A verbatim copy of the records is required, with all pictures left out.

Records shown:
────

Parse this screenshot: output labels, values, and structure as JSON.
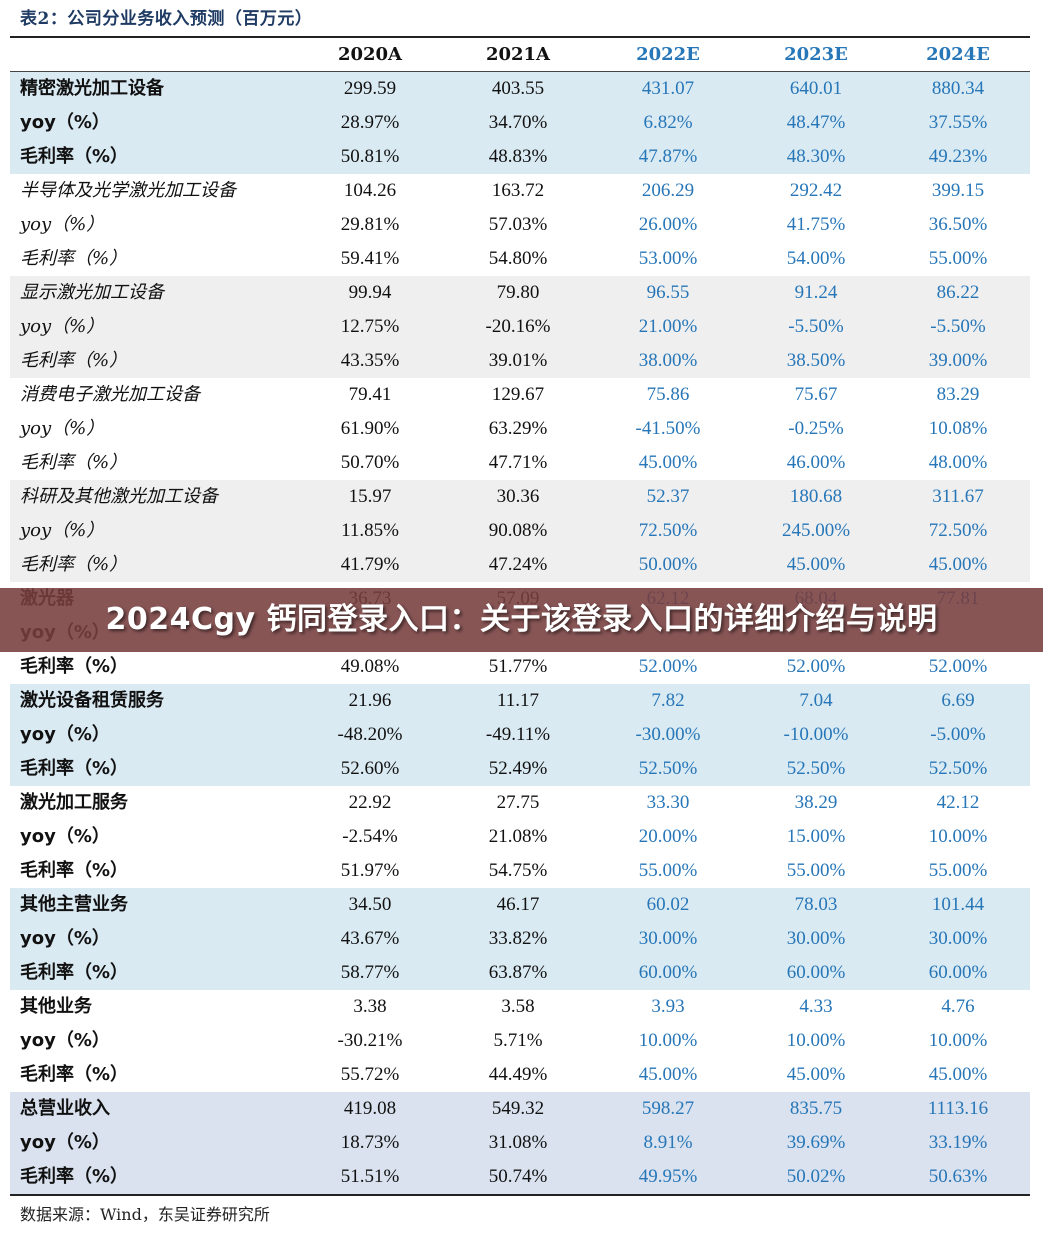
{
  "title": "表2：公司分业务收入预测（百万元）",
  "header": {
    "columns": [
      "2020A",
      "2021A",
      "2022E",
      "2023E",
      "2024E"
    ]
  },
  "colors": {
    "estimate_text": "#2676b8",
    "shade_blue": "#daeaf2",
    "shade_gray": "#efefef",
    "shade_total": "#d9e2ee",
    "overlay": "#783e3e"
  },
  "segments": [
    {
      "name": "精密激光加工设备",
      "style": "bold",
      "shade": "blue",
      "rows": [
        {
          "label": "精密激光加工设备",
          "values": [
            "299.59",
            "403.55",
            "431.07",
            "640.01",
            "880.34"
          ]
        },
        {
          "label": "yoy（%）",
          "values": [
            "28.97%",
            "34.70%",
            "6.82%",
            "48.47%",
            "37.55%"
          ]
        },
        {
          "label": "毛利率（%）",
          "values": [
            "50.81%",
            "48.83%",
            "47.87%",
            "48.30%",
            "49.23%"
          ]
        }
      ]
    },
    {
      "name": "半导体及光学激光加工设备",
      "style": "italic",
      "shade": "white",
      "rows": [
        {
          "label": "半导体及光学激光加工设备",
          "values": [
            "104.26",
            "163.72",
            "206.29",
            "292.42",
            "399.15"
          ]
        },
        {
          "label": "yoy（%）",
          "values": [
            "29.81%",
            "57.03%",
            "26.00%",
            "41.75%",
            "36.50%"
          ]
        },
        {
          "label": "毛利率（%）",
          "values": [
            "59.41%",
            "54.80%",
            "53.00%",
            "54.00%",
            "55.00%"
          ]
        }
      ]
    },
    {
      "name": "显示激光加工设备",
      "style": "italic",
      "shade": "gray",
      "rows": [
        {
          "label": "显示激光加工设备",
          "values": [
            "99.94",
            "79.80",
            "96.55",
            "91.24",
            "86.22"
          ]
        },
        {
          "label": "yoy（%）",
          "values": [
            "12.75%",
            "-20.16%",
            "21.00%",
            "-5.50%",
            "-5.50%"
          ]
        },
        {
          "label": "毛利率（%）",
          "values": [
            "43.35%",
            "39.01%",
            "38.00%",
            "38.50%",
            "39.00%"
          ]
        }
      ]
    },
    {
      "name": "消费电子激光加工设备",
      "style": "italic",
      "shade": "white",
      "rows": [
        {
          "label": "消费电子激光加工设备",
          "values": [
            "79.41",
            "129.67",
            "75.86",
            "75.67",
            "83.29"
          ]
        },
        {
          "label": "yoy（%）",
          "values": [
            "61.90%",
            "63.29%",
            "-41.50%",
            "-0.25%",
            "10.08%"
          ]
        },
        {
          "label": "毛利率（%）",
          "values": [
            "50.70%",
            "47.71%",
            "45.00%",
            "46.00%",
            "48.00%"
          ]
        }
      ]
    },
    {
      "name": "科研及其他激光加工设备",
      "style": "italic",
      "shade": "gray",
      "rows": [
        {
          "label": "科研及其他激光加工设备",
          "values": [
            "15.97",
            "30.36",
            "52.37",
            "180.68",
            "311.67"
          ]
        },
        {
          "label": "yoy（%）",
          "values": [
            "11.85%",
            "90.08%",
            "72.50%",
            "245.00%",
            "72.50%"
          ]
        },
        {
          "label": "毛利率（%）",
          "values": [
            "41.79%",
            "47.24%",
            "50.00%",
            "45.00%",
            "45.00%"
          ]
        }
      ]
    },
    {
      "name": "激光器",
      "style": "bold",
      "shade": "white",
      "rows": [
        {
          "label": "激光器",
          "values": [
            "36.73",
            "57.09",
            "62.12",
            "68.04",
            "77.81"
          ]
        },
        {
          "label": "yoy（%）",
          "values": [
            "",
            "",
            "",
            "",
            ""
          ]
        },
        {
          "label": "毛利率（%）",
          "values": [
            "49.08%",
            "51.77%",
            "52.00%",
            "52.00%",
            "52.00%"
          ]
        }
      ]
    },
    {
      "name": "激光设备租赁服务",
      "style": "bold",
      "shade": "blue",
      "rows": [
        {
          "label": "激光设备租赁服务",
          "values": [
            "21.96",
            "11.17",
            "7.82",
            "7.04",
            "6.69"
          ]
        },
        {
          "label": "yoy（%）",
          "values": [
            "-48.20%",
            "-49.11%",
            "-30.00%",
            "-10.00%",
            "-5.00%"
          ]
        },
        {
          "label": "毛利率（%）",
          "values": [
            "52.60%",
            "52.49%",
            "52.50%",
            "52.50%",
            "52.50%"
          ]
        }
      ]
    },
    {
      "name": "激光加工服务",
      "style": "bold",
      "shade": "white",
      "rows": [
        {
          "label": "激光加工服务",
          "values": [
            "22.92",
            "27.75",
            "33.30",
            "38.29",
            "42.12"
          ]
        },
        {
          "label": "yoy（%）",
          "values": [
            "-2.54%",
            "21.08%",
            "20.00%",
            "15.00%",
            "10.00%"
          ]
        },
        {
          "label": "毛利率（%）",
          "values": [
            "51.97%",
            "54.75%",
            "55.00%",
            "55.00%",
            "55.00%"
          ]
        }
      ]
    },
    {
      "name": "其他主营业务",
      "style": "bold",
      "shade": "blue",
      "rows": [
        {
          "label": "其他主营业务",
          "values": [
            "34.50",
            "46.17",
            "60.02",
            "78.03",
            "101.44"
          ]
        },
        {
          "label": "yoy（%）",
          "values": [
            "43.67%",
            "33.82%",
            "30.00%",
            "30.00%",
            "30.00%"
          ]
        },
        {
          "label": "毛利率（%）",
          "values": [
            "58.77%",
            "63.87%",
            "60.00%",
            "60.00%",
            "60.00%"
          ]
        }
      ]
    },
    {
      "name": "其他业务",
      "style": "bold",
      "shade": "white",
      "rows": [
        {
          "label": "其他业务",
          "values": [
            "3.38",
            "3.58",
            "3.93",
            "4.33",
            "4.76"
          ]
        },
        {
          "label": "yoy（%）",
          "values": [
            "-30.21%",
            "5.71%",
            "10.00%",
            "10.00%",
            "10.00%"
          ]
        },
        {
          "label": "毛利率（%）",
          "values": [
            "55.72%",
            "44.49%",
            "45.00%",
            "45.00%",
            "45.00%"
          ]
        }
      ]
    },
    {
      "name": "总营业收入",
      "style": "bold",
      "shade": "total",
      "rows": [
        {
          "label": "总营业收入",
          "values": [
            "419.08",
            "549.32",
            "598.27",
            "835.75",
            "1113.16"
          ]
        },
        {
          "label": "yoy（%）",
          "values": [
            "18.73%",
            "31.08%",
            "8.91%",
            "39.69%",
            "33.19%"
          ]
        },
        {
          "label": "毛利率（%）",
          "values": [
            "51.51%",
            "50.74%",
            "49.95%",
            "50.02%",
            "50.63%"
          ]
        }
      ]
    }
  ],
  "source": "数据来源：Wind，东吴证券研究所",
  "overlay": {
    "text": "2024Cgy 钙同登录入口：关于该登录入口的详细介绍与说明"
  }
}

────

Output below:
Parse this screenshot: output labels, values, and structure as JSON.
{
  "title": "表2：公司分业务收入预测（百万元）",
  "header": {
    "columns": [
      "2020A",
      "2021A",
      "2022E",
      "2023E",
      "2024E"
    ]
  },
  "colors": {
    "estimate_text": "#2676b8",
    "shade_blue": "#daeaf2",
    "shade_gray": "#efefef",
    "shade_total": "#d9e2ee",
    "overlay": "#783e3e"
  },
  "segments": [
    {
      "name": "精密激光加工设备",
      "style": "bold",
      "shade": "blue",
      "rows": [
        {
          "label": "精密激光加工设备",
          "values": [
            "299.59",
            "403.55",
            "431.07",
            "640.01",
            "880.34"
          ]
        },
        {
          "label": "yoy（%）",
          "values": [
            "28.97%",
            "34.70%",
            "6.82%",
            "48.47%",
            "37.55%"
          ]
        },
        {
          "label": "毛利率（%）",
          "values": [
            "50.81%",
            "48.83%",
            "47.87%",
            "48.30%",
            "49.23%"
          ]
        }
      ]
    },
    {
      "name": "半导体及光学激光加工设备",
      "style": "italic",
      "shade": "white",
      "rows": [
        {
          "label": "半导体及光学激光加工设备",
          "values": [
            "104.26",
            "163.72",
            "206.29",
            "292.42",
            "399.15"
          ]
        },
        {
          "label": "yoy（%）",
          "values": [
            "29.81%",
            "57.03%",
            "26.00%",
            "41.75%",
            "36.50%"
          ]
        },
        {
          "label": "毛利率（%）",
          "values": [
            "59.41%",
            "54.80%",
            "53.00%",
            "54.00%",
            "55.00%"
          ]
        }
      ]
    },
    {
      "name": "显示激光加工设备",
      "style": "italic",
      "shade": "gray",
      "rows": [
        {
          "label": "显示激光加工设备",
          "values": [
            "99.94",
            "79.80",
            "96.55",
            "91.24",
            "86.22"
          ]
        },
        {
          "label": "yoy（%）",
          "values": [
            "12.75%",
            "-20.16%",
            "21.00%",
            "-5.50%",
            "-5.50%"
          ]
        },
        {
          "label": "毛利率（%）",
          "values": [
            "43.35%",
            "39.01%",
            "38.00%",
            "38.50%",
            "39.00%"
          ]
        }
      ]
    },
    {
      "name": "消费电子激光加工设备",
      "style": "italic",
      "shade": "white",
      "rows": [
        {
          "label": "消费电子激光加工设备",
          "values": [
            "79.41",
            "129.67",
            "75.86",
            "75.67",
            "83.29"
          ]
        },
        {
          "label": "yoy（%）",
          "values": [
            "61.90%",
            "63.29%",
            "-41.50%",
            "-0.25%",
            "10.08%"
          ]
        },
        {
          "label": "毛利率（%）",
          "values": [
            "50.70%",
            "47.71%",
            "45.00%",
            "46.00%",
            "48.00%"
          ]
        }
      ]
    },
    {
      "name": "科研及其他激光加工设备",
      "style": "italic",
      "shade": "gray",
      "rows": [
        {
          "label": "科研及其他激光加工设备",
          "values": [
            "15.97",
            "30.36",
            "52.37",
            "180.68",
            "311.67"
          ]
        },
        {
          "label": "yoy（%）",
          "values": [
            "11.85%",
            "90.08%",
            "72.50%",
            "245.00%",
            "72.50%"
          ]
        },
        {
          "label": "毛利率（%）",
          "values": [
            "41.79%",
            "47.24%",
            "50.00%",
            "45.00%",
            "45.00%"
          ]
        }
      ]
    },
    {
      "name": "激光器",
      "style": "bold",
      "shade": "white",
      "rows": [
        {
          "label": "激光器",
          "values": [
            "36.73",
            "57.09",
            "62.12",
            "68.04",
            "77.81"
          ]
        },
        {
          "label": "yoy（%）",
          "values": [
            "",
            "",
            "",
            "",
            ""
          ]
        },
        {
          "label": "毛利率（%）",
          "values": [
            "49.08%",
            "51.77%",
            "52.00%",
            "52.00%",
            "52.00%"
          ]
        }
      ]
    },
    {
      "name": "激光设备租赁服务",
      "style": "bold",
      "shade": "blue",
      "rows": [
        {
          "label": "激光设备租赁服务",
          "values": [
            "21.96",
            "11.17",
            "7.82",
            "7.04",
            "6.69"
          ]
        },
        {
          "label": "yoy（%）",
          "values": [
            "-48.20%",
            "-49.11%",
            "-30.00%",
            "-10.00%",
            "-5.00%"
          ]
        },
        {
          "label": "毛利率（%）",
          "values": [
            "52.60%",
            "52.49%",
            "52.50%",
            "52.50%",
            "52.50%"
          ]
        }
      ]
    },
    {
      "name": "激光加工服务",
      "style": "bold",
      "shade": "white",
      "rows": [
        {
          "label": "激光加工服务",
          "values": [
            "22.92",
            "27.75",
            "33.30",
            "38.29",
            "42.12"
          ]
        },
        {
          "label": "yoy（%）",
          "values": [
            "-2.54%",
            "21.08%",
            "20.00%",
            "15.00%",
            "10.00%"
          ]
        },
        {
          "label": "毛利率（%）",
          "values": [
            "51.97%",
            "54.75%",
            "55.00%",
            "55.00%",
            "55.00%"
          ]
        }
      ]
    },
    {
      "name": "其他主营业务",
      "style": "bold",
      "shade": "blue",
      "rows": [
        {
          "label": "其他主营业务",
          "values": [
            "34.50",
            "46.17",
            "60.02",
            "78.03",
            "101.44"
          ]
        },
        {
          "label": "yoy（%）",
          "values": [
            "43.67%",
            "33.82%",
            "30.00%",
            "30.00%",
            "30.00%"
          ]
        },
        {
          "label": "毛利率（%）",
          "values": [
            "58.77%",
            "63.87%",
            "60.00%",
            "60.00%",
            "60.00%"
          ]
        }
      ]
    },
    {
      "name": "其他业务",
      "style": "bold",
      "shade": "white",
      "rows": [
        {
          "label": "其他业务",
          "values": [
            "3.38",
            "3.58",
            "3.93",
            "4.33",
            "4.76"
          ]
        },
        {
          "label": "yoy（%）",
          "values": [
            "-30.21%",
            "5.71%",
            "10.00%",
            "10.00%",
            "10.00%"
          ]
        },
        {
          "label": "毛利率（%）",
          "values": [
            "55.72%",
            "44.49%",
            "45.00%",
            "45.00%",
            "45.00%"
          ]
        }
      ]
    },
    {
      "name": "总营业收入",
      "style": "bold",
      "shade": "total",
      "rows": [
        {
          "label": "总营业收入",
          "values": [
            "419.08",
            "549.32",
            "598.27",
            "835.75",
            "1113.16"
          ]
        },
        {
          "label": "yoy（%）",
          "values": [
            "18.73%",
            "31.08%",
            "8.91%",
            "39.69%",
            "33.19%"
          ]
        },
        {
          "label": "毛利率（%）",
          "values": [
            "51.51%",
            "50.74%",
            "49.95%",
            "50.02%",
            "50.63%"
          ]
        }
      ]
    }
  ],
  "source": "数据来源：Wind，东吴证券研究所",
  "overlay": {
    "text": "2024Cgy 钙同登录入口：关于该登录入口的详细介绍与说明"
  }
}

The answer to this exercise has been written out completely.